▶ Problem:
Scan the entries below. List each line with "level".

* begin *

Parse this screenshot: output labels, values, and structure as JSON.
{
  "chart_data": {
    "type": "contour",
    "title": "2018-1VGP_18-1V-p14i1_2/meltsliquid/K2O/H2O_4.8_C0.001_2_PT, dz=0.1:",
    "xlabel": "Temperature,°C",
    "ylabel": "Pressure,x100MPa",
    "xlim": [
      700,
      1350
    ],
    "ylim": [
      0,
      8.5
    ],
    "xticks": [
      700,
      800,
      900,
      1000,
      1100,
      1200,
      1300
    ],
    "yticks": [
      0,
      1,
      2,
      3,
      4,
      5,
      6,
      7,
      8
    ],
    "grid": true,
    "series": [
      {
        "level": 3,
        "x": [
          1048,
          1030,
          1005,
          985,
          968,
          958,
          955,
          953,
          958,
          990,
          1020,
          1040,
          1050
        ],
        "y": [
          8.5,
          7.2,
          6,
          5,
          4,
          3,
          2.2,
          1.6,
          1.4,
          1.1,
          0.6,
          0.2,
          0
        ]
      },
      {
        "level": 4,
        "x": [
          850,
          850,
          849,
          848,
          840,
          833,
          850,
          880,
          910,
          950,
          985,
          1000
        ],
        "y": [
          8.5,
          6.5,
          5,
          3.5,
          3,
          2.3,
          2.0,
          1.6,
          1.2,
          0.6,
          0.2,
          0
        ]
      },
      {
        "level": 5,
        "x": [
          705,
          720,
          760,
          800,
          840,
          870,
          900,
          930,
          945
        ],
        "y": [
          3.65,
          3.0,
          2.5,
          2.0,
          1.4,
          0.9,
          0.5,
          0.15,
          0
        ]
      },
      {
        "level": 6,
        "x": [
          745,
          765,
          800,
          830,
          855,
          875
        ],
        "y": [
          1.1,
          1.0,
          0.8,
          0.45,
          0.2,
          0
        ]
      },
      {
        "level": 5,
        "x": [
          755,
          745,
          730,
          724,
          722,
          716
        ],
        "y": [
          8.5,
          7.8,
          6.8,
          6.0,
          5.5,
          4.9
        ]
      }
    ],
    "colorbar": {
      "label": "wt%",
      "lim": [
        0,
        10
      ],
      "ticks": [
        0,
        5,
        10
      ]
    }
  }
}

* end *

▶ Answer to the exercise:
        "level": 3,
        "level": 4,
        "level": 5,
        "level": 6,
        "level": 5,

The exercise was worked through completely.